** Start of QUOTED TEXT **

| Type: | Package |
| Title: | Wasserstein Index Generation (WIG) Model |
| Version: | 0.1.0 |
| Description: | Efficient implementation of several Optimal Transport algorithms in Fangzhou Xie (2025) <doi:10.48550/arXiv.2504.08722> and the Wasserstein Index Generation (WIG) model in Fangzhou Xie (2020) <doi:10.1016/j.econlet.2019.108874>. |
| License: | MIT + file LICENSE |
| Encoding: | UTF-8 |
| LazyData: | true |
| RoxygenNote: | 7.3.3 |
| URL: | https://github.com/fangzhou-xie/rwig, https://fangzhou-xie.github.io/rwig/ |
| BugReports: | https://github.com/fangzhou-xie/rwig/issues |
| LinkingTo: | Rcpp (≥ 1.0.8), RcppArmadillo (≥ 0.12.8.4.0) |
| Imports: | utils, stats, rlang, cli, lubridate, Rcpp, RhpcBLASctl, word2vec, tokenizers, stopwords |
| SystemRequirements: | autoconf, CUDA (> 13.0, only for Linux) |
| Suggests: | knitr, rmarkdown, tinytest |
| Depends: | R (≥ 4.2) |
| VignetteBuilder: | knitr |
| NeedsCompilation: | yes |
| Packaged: | 2026-04-14 19:57:05 UTC; fangzhou |
| Author: | Fangzhou Xie [aut, cre, cph] |
| Maintainer: | Fangzhou Xie <fangzhou.xie@rutgers.edu> |
| Repository: | CRAN |
| Date/Publication: | 2026-04-21 09:22:14 UTC |
rwig: Wasserstein Index Generation (WIG) Model
Description
Efficient implementation of several Optimal Transport algorithms in Fangzhou Xie (2025) doi:10.48550/arXiv.2504.08722 and the Wasserstein Index Generation (WIG) model in Fangzhou Xie (2020) doi:10.1016/j.econlet.2019.108874.
Author(s)

** End of QUOTED TEXT **

• EXERCISE TASK 1
Answer these from the rwig package listing:
(a) What minimum version of R does the package depend on?
(b) Under what license is it released?
(c) What date and time are given for its publication?
• EXERCISE TASK 2
Resume the rwig package listing from its final line and write the part that follows.
The material that comes next is not needed for anything here.

** Start of ENTRIES SUPPLIED **

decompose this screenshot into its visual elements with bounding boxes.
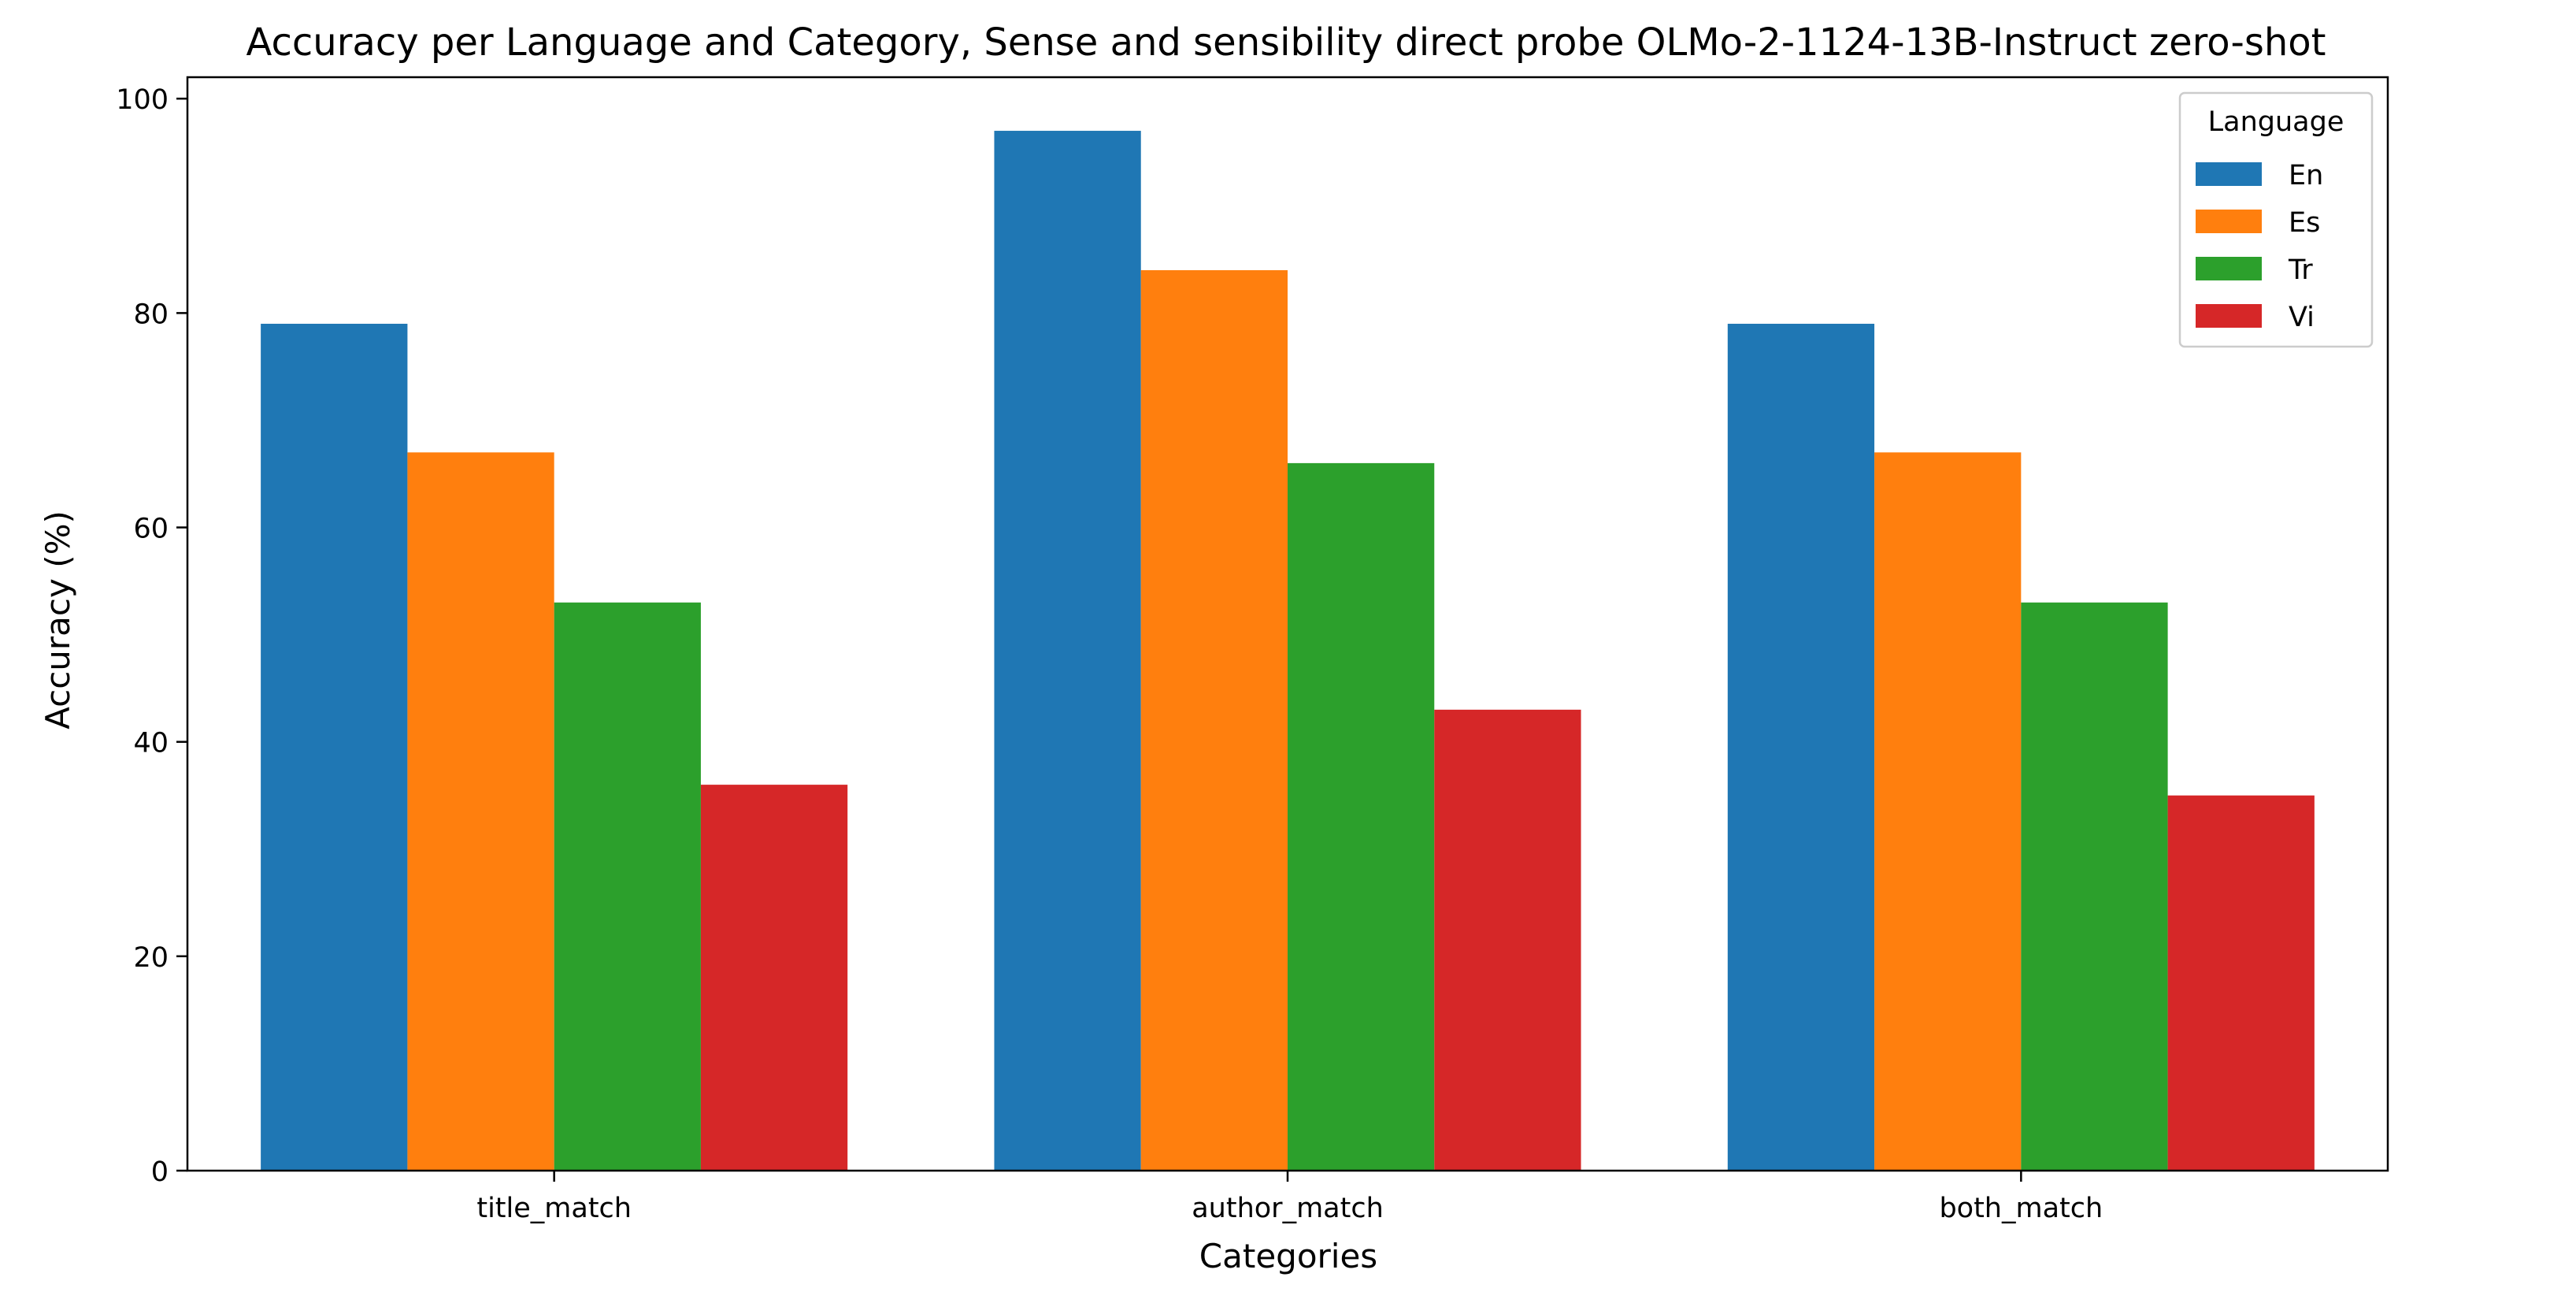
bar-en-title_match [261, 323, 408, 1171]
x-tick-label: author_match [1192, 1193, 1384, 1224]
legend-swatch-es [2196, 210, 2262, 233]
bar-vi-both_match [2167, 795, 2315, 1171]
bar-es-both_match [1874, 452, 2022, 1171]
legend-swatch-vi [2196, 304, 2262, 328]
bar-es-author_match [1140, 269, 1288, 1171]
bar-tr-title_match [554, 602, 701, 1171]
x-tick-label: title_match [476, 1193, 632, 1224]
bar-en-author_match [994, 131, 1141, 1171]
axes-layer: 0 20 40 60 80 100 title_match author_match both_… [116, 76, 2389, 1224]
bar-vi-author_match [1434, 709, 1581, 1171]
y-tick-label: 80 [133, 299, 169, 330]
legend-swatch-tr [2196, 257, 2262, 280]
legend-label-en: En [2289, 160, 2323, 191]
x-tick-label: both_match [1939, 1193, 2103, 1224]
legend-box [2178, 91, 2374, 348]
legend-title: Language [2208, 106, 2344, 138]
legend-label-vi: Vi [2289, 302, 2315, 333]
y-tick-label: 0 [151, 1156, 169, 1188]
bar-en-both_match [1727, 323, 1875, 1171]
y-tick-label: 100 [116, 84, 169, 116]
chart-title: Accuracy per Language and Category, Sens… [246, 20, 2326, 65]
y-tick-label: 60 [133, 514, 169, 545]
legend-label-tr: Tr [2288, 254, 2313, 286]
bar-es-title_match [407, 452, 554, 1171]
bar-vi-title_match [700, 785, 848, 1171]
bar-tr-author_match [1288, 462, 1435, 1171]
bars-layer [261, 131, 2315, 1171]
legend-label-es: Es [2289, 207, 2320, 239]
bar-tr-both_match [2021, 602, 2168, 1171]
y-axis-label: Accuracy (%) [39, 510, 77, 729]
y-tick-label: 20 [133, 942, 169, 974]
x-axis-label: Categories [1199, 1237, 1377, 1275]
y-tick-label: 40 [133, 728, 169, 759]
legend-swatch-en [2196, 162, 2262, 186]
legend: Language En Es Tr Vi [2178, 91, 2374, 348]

** End of ENTRIES SUPPLIED **
** Start of ENTRIES SUPPLIED **

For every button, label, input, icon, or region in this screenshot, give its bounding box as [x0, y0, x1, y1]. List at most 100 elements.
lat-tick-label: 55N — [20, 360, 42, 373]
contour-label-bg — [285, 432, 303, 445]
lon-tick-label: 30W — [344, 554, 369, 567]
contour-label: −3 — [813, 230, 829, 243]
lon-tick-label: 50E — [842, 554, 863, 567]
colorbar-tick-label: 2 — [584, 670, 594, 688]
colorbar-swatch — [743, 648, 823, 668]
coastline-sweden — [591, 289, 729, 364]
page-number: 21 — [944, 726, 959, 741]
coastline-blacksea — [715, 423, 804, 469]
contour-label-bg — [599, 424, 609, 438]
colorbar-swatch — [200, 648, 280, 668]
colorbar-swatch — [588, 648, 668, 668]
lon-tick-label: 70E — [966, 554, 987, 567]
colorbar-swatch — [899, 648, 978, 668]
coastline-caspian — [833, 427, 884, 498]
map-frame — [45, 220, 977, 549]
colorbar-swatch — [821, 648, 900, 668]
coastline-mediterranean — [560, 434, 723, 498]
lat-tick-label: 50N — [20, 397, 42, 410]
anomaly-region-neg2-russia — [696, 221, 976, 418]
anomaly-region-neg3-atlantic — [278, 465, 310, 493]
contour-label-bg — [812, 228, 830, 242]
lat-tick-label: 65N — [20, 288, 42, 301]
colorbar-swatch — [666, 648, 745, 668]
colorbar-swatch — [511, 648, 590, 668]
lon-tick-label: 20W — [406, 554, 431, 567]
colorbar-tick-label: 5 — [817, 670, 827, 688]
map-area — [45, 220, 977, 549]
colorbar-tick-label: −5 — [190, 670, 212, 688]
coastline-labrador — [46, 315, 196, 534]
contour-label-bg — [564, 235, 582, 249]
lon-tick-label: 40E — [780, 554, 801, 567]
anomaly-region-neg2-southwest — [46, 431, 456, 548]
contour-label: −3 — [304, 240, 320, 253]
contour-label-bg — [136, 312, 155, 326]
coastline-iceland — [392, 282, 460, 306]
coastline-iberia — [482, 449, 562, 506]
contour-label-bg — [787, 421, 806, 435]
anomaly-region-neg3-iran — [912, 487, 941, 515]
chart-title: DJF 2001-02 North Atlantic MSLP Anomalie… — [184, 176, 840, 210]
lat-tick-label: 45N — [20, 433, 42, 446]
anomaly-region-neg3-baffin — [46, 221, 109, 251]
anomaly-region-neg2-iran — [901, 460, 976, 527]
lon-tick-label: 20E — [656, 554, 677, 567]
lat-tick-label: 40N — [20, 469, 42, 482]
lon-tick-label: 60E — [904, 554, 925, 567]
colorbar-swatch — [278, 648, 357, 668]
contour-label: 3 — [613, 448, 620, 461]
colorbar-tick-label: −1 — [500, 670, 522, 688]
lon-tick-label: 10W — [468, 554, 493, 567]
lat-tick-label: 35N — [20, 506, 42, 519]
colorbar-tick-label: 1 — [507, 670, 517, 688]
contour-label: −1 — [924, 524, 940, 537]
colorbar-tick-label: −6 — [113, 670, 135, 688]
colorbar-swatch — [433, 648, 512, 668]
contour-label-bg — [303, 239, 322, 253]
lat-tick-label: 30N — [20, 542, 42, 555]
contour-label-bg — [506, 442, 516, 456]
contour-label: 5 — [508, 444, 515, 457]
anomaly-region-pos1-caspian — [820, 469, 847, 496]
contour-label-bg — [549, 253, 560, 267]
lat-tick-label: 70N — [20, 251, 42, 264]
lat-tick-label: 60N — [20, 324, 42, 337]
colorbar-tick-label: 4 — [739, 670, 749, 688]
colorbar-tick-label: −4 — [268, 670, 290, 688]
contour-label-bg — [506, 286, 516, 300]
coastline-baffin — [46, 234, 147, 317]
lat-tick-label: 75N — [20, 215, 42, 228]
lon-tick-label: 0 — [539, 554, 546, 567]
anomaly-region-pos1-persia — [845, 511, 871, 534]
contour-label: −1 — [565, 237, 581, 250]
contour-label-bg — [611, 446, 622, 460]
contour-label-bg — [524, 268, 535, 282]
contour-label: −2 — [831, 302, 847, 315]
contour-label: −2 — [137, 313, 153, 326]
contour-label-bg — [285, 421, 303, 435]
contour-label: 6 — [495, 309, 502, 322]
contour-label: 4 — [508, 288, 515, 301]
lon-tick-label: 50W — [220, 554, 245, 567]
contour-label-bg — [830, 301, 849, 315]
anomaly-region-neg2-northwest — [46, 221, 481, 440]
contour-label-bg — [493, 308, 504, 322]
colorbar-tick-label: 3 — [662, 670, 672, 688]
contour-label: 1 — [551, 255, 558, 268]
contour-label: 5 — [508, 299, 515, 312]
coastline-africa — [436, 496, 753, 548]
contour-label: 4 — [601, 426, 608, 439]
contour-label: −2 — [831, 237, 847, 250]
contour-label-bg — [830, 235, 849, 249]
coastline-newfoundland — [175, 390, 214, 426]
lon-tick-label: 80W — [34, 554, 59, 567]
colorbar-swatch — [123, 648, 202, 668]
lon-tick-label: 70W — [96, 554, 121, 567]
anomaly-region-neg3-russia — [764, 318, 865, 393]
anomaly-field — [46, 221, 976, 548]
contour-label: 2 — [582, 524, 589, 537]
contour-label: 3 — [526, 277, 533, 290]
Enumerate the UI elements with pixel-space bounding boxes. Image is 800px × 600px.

** End of ENTRIES SUPPLIED **

• OUTPUT 1
(a) R 4.2 or later.
(b) MIT + file LICENSE.
(c) 2026-04-21 09:22:14 UTC.

• OUTPUT 2
Maintainer: Fangzhou Xie fangzhou.xie@rutgers.edu [copyright holder]
See Also
Useful links:
Report bugs at https://github.com/fangzhou-xie/rwig/issues
Barycenter algorithm
Description
Barycenter algorithm to solve for entropy-regularized Optimal Transport
Barycenter problems.
For a more detailed explaination, please refer to
vignette("barycenter").
Usage
barycenter(
A,
C,
w,
b_ext = NULL,
barycenter_control = list(reg = 0.1, with_grad = FALSE, use_cuda = TRUE, n_threads = 0,
method = "auto", threshold = 0.1, max_iter = 1000, zero_tol = 1e-06, verbose = 0)
)
Arguments
A |
numeric matrix, source discrete densities (M * S) |
C |
numeric matrix, cost matrix between source and target (M * N) |
w |
numeric vector, weight vector (S) |
b_ext |
numeric vector, only used to calculate quadratic loss against the computed barycenter (default = NULL) |
barycenter_control |
list, control parameters for the computation
|
Details
This is the general function to solve OT Barycenter problem,
and it will use either parallel (method = "parallel") or
log-stablized Barycenter algorithm (method = "log")
for solving the problem.
Value
list of results
b: numeric vector, computed barycenter
grad_A: gradient w.r.t. A (only with
with_grad = TRUE)grad_w: gradient w.r.t. w (only with
with_grad = TRUE)loss: double, quadratic loss between
bandb_ext(only withwith_grad = TRUE)U, V: scaling variables for the Sinkhorn algorithm (only with
method = "parallel")F, G: scaling variables for the Sinkhorn algorithm (only with
method = "log")iter: iterations of the algorithm
err: condition for convergence
return_status: 0 (convergence), 1 (max iteration reached), 2 (other)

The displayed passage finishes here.